Stored entries
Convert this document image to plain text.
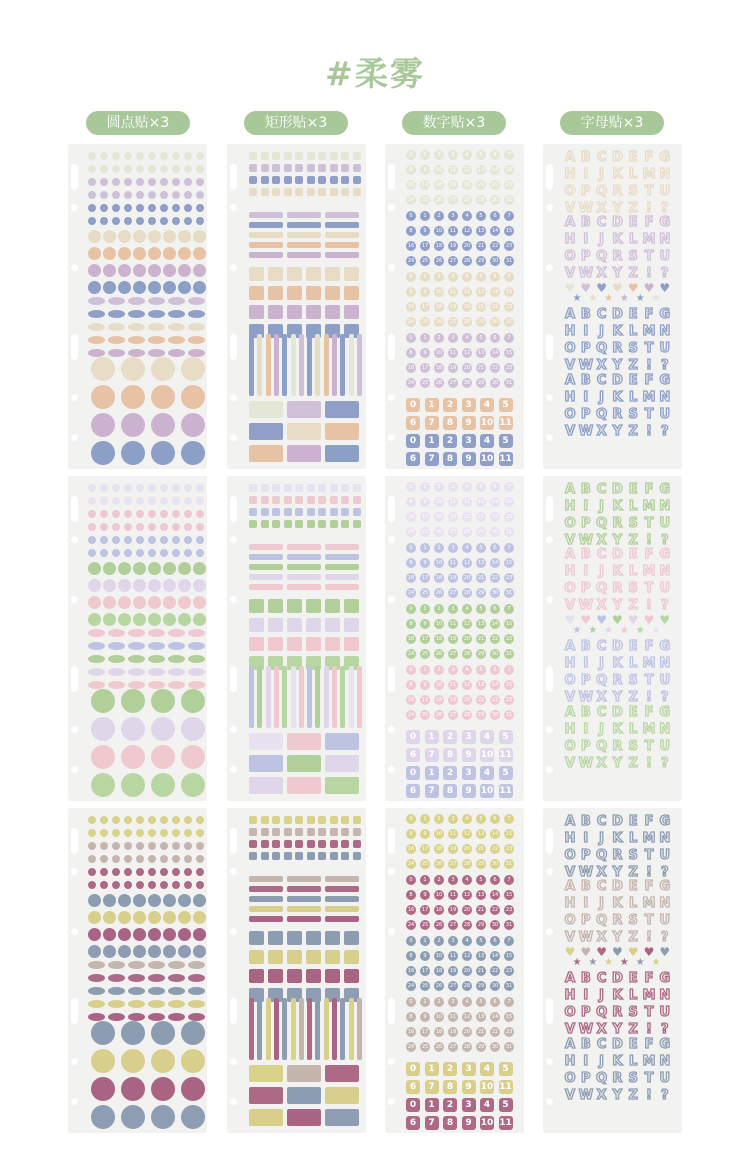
#柔雾
圆点贴×3	矩形贴×3	数字贴×3	字母贴×3
0	1	2	3	4	5	6	7
8	9	10	11	12	13	14	15
16	17	18	19	20	21	22	23
24	25	26	27	28	29	30	31
0	1	2	3	4	5	6	7
8	9	10	11	12	13	14	15
16	17	18	19	20	21	22	23
24	25	26	27	28	29	30	31
0	1	2	3	4	5	6	7
8	9	10	11	12	13	14	15
16	17	18	19	20	21	22	23
24	25	26	27	28	29	30	31
0	1	2	3	4	5	6	7
8	9	10	11	12	13	14	15
16	17	18	19	20	21	22	23
24	25	26	27	28	29	30	31
0	1	2	3	4	5
6	7	8	9	10 11
0	1	2	3	4	5
6	7	8	9	10 11
A B C D E F G
H I J K L M N
O P Q R S T U
V W X Y Z ! ?
A B C D E F G
H I J K L M N
O P Q R S T U
V W X Y Z ! ?
♥ ♥ ♥ ♥ ♥ ♥ ♥
★ ★ ★ ★ ★ ★
A B C D E F G
H I J K L M N
O P Q R S T U
V W X Y Z ! ?
A B C D E F G
H I J K L M N
O P Q R S T U
V W X Y Z ! ?
0	1	2	3	4	5	6	7
8	9	10	11	12	13	14	15
16	17	18	19	20	21	22	23
24	25	26	27	28	29	30	31
0	1	2	3	4	5	6	7
8	9	10	11	12	13	14	15
16	17	18	19	20	21	22	23
24	25	26	27	28	29	30	31
0	1	2	3	4	5	6	7
8	9	10	11	12	13	14	15
16	17	18	19	20	21	22	23
24	25	26	27	28	29	30	31
0	1	2	3	4	5	6	7
8	9	10	11	12	13	14	15
16	17	18	19	20	21	22	23
24	25	26	27	28	29	30	31
0	1	2	3	4	5
6	7	8	9	10 11
0	1	2	3	4	5
6	7	8	9	10 11
A B C D E F G
H I J K L M N
O P Q R S T U
V W X Y Z ! ?
A B C D E F G
H I J K L M N
O P Q R S T U
V W X Y Z ! ?
♥ ♥ ♥ ♥ ♥ ♥ ♥
★ ★ ★ ★ ★ ★
A B C D E F G
H I J K L M N
O P Q R S T U
V W X Y Z ! ?
A B C D E F G
H I J K L M N
O P Q R S T U
V W X Y Z ! ?
0	1	2	3	4	5	6	7
8	9	10	11	12	13	14	15
16	17	18	19	20	21	22	23
24	25	26	27	28	29	30	31
0	1	2	3	4	5	6	7
8	9	10	11	12	13	14	15
16	17	18	19	20	21	22	23
24	25	26	27	28	29	30	31
0	1	2	3	4	5	6	7
8	9	10	11	12	13	14	15
16	17	18	19	20	21	22	23
24	25	26	27	28	29	30	31
0	1	2	3	4	5	6	7
8	9	10	11	12	13	14	15
16	17	18	19	20	21	22	23
24	25	26	27	28	29	30	31
0	1	2	3	4	5
6	7	8	9	10 11
0	1	2	3	4	5
6	7	8	9	10 11
A B C D E F G
H I J K L M N
O P Q R S T U
V W X Y Z ! ?
A B C D E F G
H I J K L M N
O P Q R S T U
V W X Y Z ! ?
♥ ♥ ♥ ♥ ♥ ♥ ♥
★ ★ ★ ★ ★ ★
A B C D E F G
H I J K L M N
O P Q R S T U
V W X Y Z ! ?
A B C D E F G
H I J K L M N
O P Q R S T U
V W X Y Z ! ?
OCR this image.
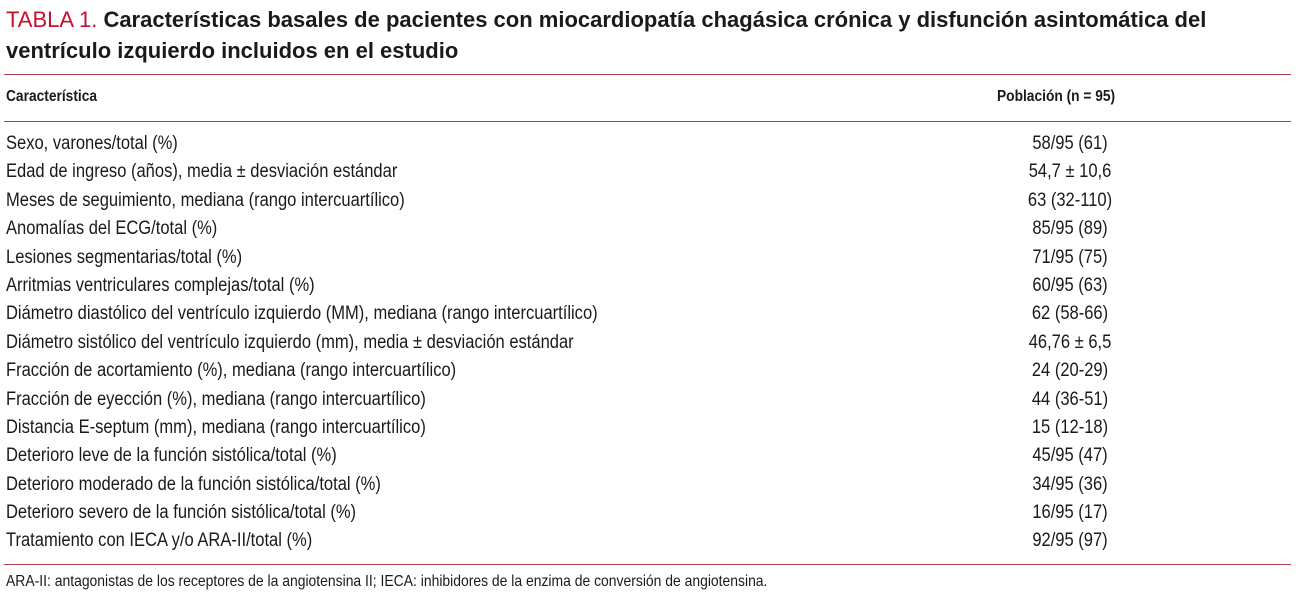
TABLA 1. Características basales de pacientes con miocardiopatía chagásica crónica y disfunción asintomática del ventrículo izquierdo incluidos en el estudio
Característica	Población (n = 95)
Sexo, varones/total (%)	58/95 (61)
Edad de ingreso (años), media ± desviación estándar	54,7 ± 10,6
Meses de seguimiento, mediana (rango intercuartílico)	63 (32-110)
Anomalías del ECG/total (%)	85/95 (89)
Lesiones segmentarias/total (%)	71/95 (75)
Arritmias ventriculares complejas/total (%)	60/95 (63)
Diámetro diastólico del ventrículo izquierdo (MM), mediana (rango intercuartílico)	62 (58-66)
Diámetro sistólico del ventrículo izquierdo (mm), media ± desviación estándar	46,76 ± 6,5
Fracción de acortamiento (%), mediana (rango intercuartílico)	24 (20-29)
Fracción de eyección (%), mediana (rango intercuartílico)	44 (36-51)
Distancia E-septum (mm), mediana (rango intercuartílico)	15 (12-18)
Deterioro leve de la función sistólica/total (%)	45/95 (47)
Deterioro moderado de la función sistólica/total (%)	34/95 (36)
Deterioro severo de la función sistólica/total (%)	16/95 (17)
Tratamiento con IECA y/o ARA-II/total (%)	92/95 (97)
ARA-II: antagonistas de los receptores de la angiotensina II; IECA: inhibidores de la enzima de conversión de angiotensina.
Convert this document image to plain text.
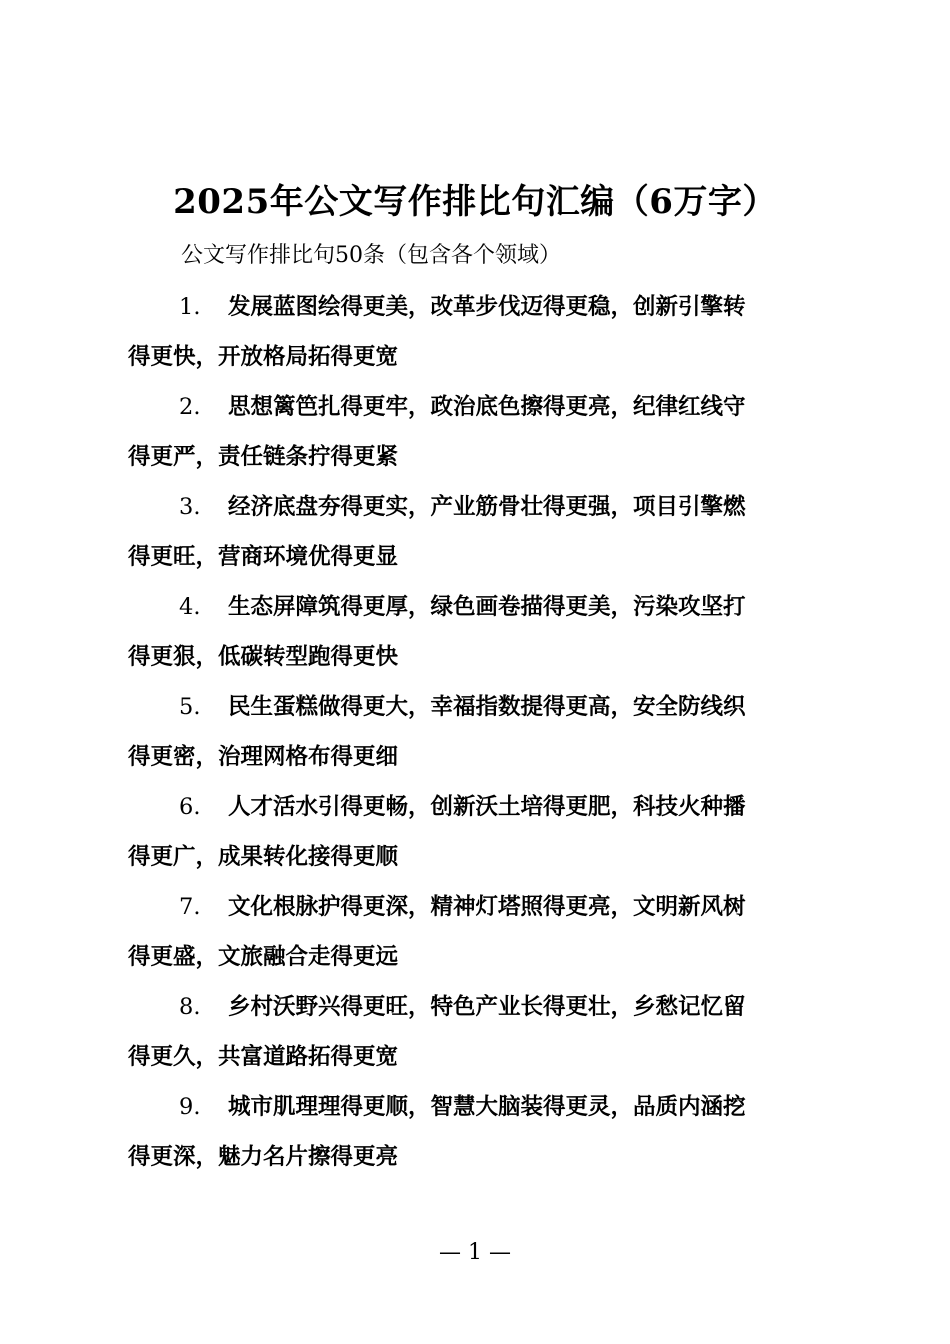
2025年公文写作排比句汇编（6万字）
公文写作排比句50条（包含各个领域）
1. 发展蓝图绘得更美，改革步伐迈得更稳，创新引擎转
得更快，开放格局拓得更宽
2. 思想篱笆扎得更牢，政治底色擦得更亮，纪律红线守
得更严，责任链条拧得更紧
3. 经济底盘夯得更实，产业筋骨壮得更强，项目引擎燃
得更旺，营商环境优得更显
4. 生态屏障筑得更厚，绿色画卷描得更美，污染攻坚打
得更狠，低碳转型跑得更快
5. 民生蛋糕做得更大，幸福指数提得更高，安全防线织
得更密，治理网格布得更细
6. 人才活水引得更畅，创新沃土培得更肥，科技火种播
得更广，成果转化接得更顺
7. 文化根脉护得更深，精神灯塔照得更亮，文明新风树
得更盛，文旅融合走得更远
8. 乡村沃野兴得更旺，特色产业长得更壮，乡愁记忆留
得更久，共富道路拓得更宽
9. 城市肌理理得更顺，智慧大脑装得更灵，品质内涵挖
得更深，魅力名片擦得更亮
— 1 —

To be done -> Pictures in the records above should not be copied. Repeat everything else exactly.

Expected answer ->
Convert this document image to plain text.
#柔雾
圆点贴×3	矩形贴×3	数字贴×3	字母贴×3
0	1	2	3	4	5	6	7
8	9	10	11	12	13	14	15
16	17	18	19	20	21	22	23
24	25	26	27	28	29	30	31
0	1	2	3	4	5	6	7
8	9	10	11	12	13	14	15
16	17	18	19	20	21	22	23
24	25	26	27	28	29	30	31
0	1	2	3	4	5	6	7
8	9	10	11	12	13	14	15
16	17	18	19	20	21	22	23
24	25	26	27	28	29	30	31
0	1	2	3	4	5	6	7
8	9	10	11	12	13	14	15
16	17	18	19	20	21	22	23
24	25	26	27	28	29	30	31
0	1	2	3	4	5
6	7	8	9	10 11
0	1	2	3	4	5
6	7	8	9	10 11
A B C D E F G
H I J K L M N
O P Q R S T U
V W X Y Z ! ?
A B C D E F G
H I J K L M N
O P Q R S T U
V W X Y Z ! ?
♥ ♥ ♥ ♥ ♥ ♥ ♥
★ ★ ★ ★ ★ ★
A B C D E F G
H I J K L M N
O P Q R S T U
V W X Y Z ! ?
A B C D E F G
H I J K L M N
O P Q R S T U
V W X Y Z ! ?
0	1	2	3	4	5	6	7
8	9	10	11	12	13	14	15
16	17	18	19	20	21	22	23
24	25	26	27	28	29	30	31
0	1	2	3	4	5	6	7
8	9	10	11	12	13	14	15
16	17	18	19	20	21	22	23
24	25	26	27	28	29	30	31
0	1	2	3	4	5	6	7
8	9	10	11	12	13	14	15
16	17	18	19	20	21	22	23
24	25	26	27	28	29	30	31
0	1	2	3	4	5	6	7
8	9	10	11	12	13	14	15
16	17	18	19	20	21	22	23
24	25	26	27	28	29	30	31
0	1	2	3	4	5
6	7	8	9	10 11
0	1	2	3	4	5
6	7	8	9	10 11
A B C D E F G
H I J K L M N
O P Q R S T U
V W X Y Z ! ?
A B C D E F G
H I J K L M N
O P Q R S T U
V W X Y Z ! ?
♥ ♥ ♥ ♥ ♥ ♥ ♥
★ ★ ★ ★ ★ ★
A B C D E F G
H I J K L M N
O P Q R S T U
V W X Y Z ! ?
A B C D E F G
H I J K L M N
O P Q R S T U
V W X Y Z ! ?
0	1	2	3	4	5	6	7
8	9	10	11	12	13	14	15
16	17	18	19	20	21	22	23
24	25	26	27	28	29	30	31
0	1	2	3	4	5	6	7
8	9	10	11	12	13	14	15
16	17	18	19	20	21	22	23
24	25	26	27	28	29	30	31
0	1	2	3	4	5	6	7
8	9	10	11	12	13	14	15
16	17	18	19	20	21	22	23
24	25	26	27	28	29	30	31
0	1	2	3	4	5	6	7
8	9	10	11	12	13	14	15
16	17	18	19	20	21	22	23
24	25	26	27	28	29	30	31
0	1	2	3	4	5
6	7	8	9	10 11
0	1	2	3	4	5
6	7	8	9	10 11
A B C D E F G
H I J K L M N
O P Q R S T U
V W X Y Z ! ?
A B C D E F G
H I J K L M N
O P Q R S T U
V W X Y Z ! ?
♥ ♥ ♥ ♥ ♥ ♥ ♥
★ ★ ★ ★ ★ ★
A B C D E F G
H I J K L M N
O P Q R S T U
V W X Y Z ! ?
A B C D E F G
H I J K L M N
O P Q R S T U
V W X Y Z ! ?
OCR this image.
TABLA 1. Características basales de pacientes con miocardiopatía chagásica crónica y disfunción asintomática del ventrículo izquierdo incluidos en el estudio
Característica	Población (n = 95)
Sexo, varones/total (%)	58/95 (61)
Edad de ingreso (años), media ± desviación estándar	54,7 ± 10,6
Meses de seguimiento, mediana (rango intercuartílico)	63 (32-110)
Anomalías del ECG/total (%)	85/95 (89)
Lesiones segmentarias/total (%)	71/95 (75)
Arritmias ventriculares complejas/total (%)	60/95 (63)
Diámetro diastólico del ventrículo izquierdo (MM), mediana (rango intercuartílico)	62 (58-66)
Diámetro sistólico del ventrículo izquierdo (mm), media ± desviación estándar	46,76 ± 6,5
Fracción de acortamiento (%), mediana (rango intercuartílico)	24 (20-29)
Fracción de eyección (%), mediana (rango intercuartílico)	44 (36-51)
Distancia E-septum (mm), mediana (rango intercuartílico)	15 (12-18)
Deterioro leve de la función sistólica/total (%)	45/95 (47)
Deterioro moderado de la función sistólica/total (%)	34/95 (36)
Deterioro severo de la función sistólica/total (%)	16/95 (17)
Tratamiento con IECA y/o ARA-II/total (%)	92/95 (97)
ARA-II: antagonistas de los receptores de la angiotensina II; IECA: inhibidores de la enzima de conversión de angiotensina.
Convert this document image to plain text.
2025年公文写作排比句汇编（6万字）
公文写作排比句50条（包含各个领域）
1. 发展蓝图绘得更美，改革步伐迈得更稳，创新引擎转
得更快，开放格局拓得更宽
2. 思想篱笆扎得更牢，政治底色擦得更亮，纪律红线守
得更严，责任链条拧得更紧
3. 经济底盘夯得更实，产业筋骨壮得更强，项目引擎燃
得更旺，营商环境优得更显
4. 生态屏障筑得更厚，绿色画卷描得更美，污染攻坚打
得更狠，低碳转型跑得更快
5. 民生蛋糕做得更大，幸福指数提得更高，安全防线织
得更密，治理网格布得更细
6. 人才活水引得更畅，创新沃土培得更肥，科技火种播
得更广，成果转化接得更顺
7. 文化根脉护得更深，精神灯塔照得更亮，文明新风树
得更盛，文旅融合走得更远
8. 乡村沃野兴得更旺，特色产业长得更壮，乡愁记忆留
得更久，共富道路拓得更宽
9. 城市肌理理得更顺，智慧大脑装得更灵，品质内涵挖
得更深，魅力名片擦得更亮
— 1 —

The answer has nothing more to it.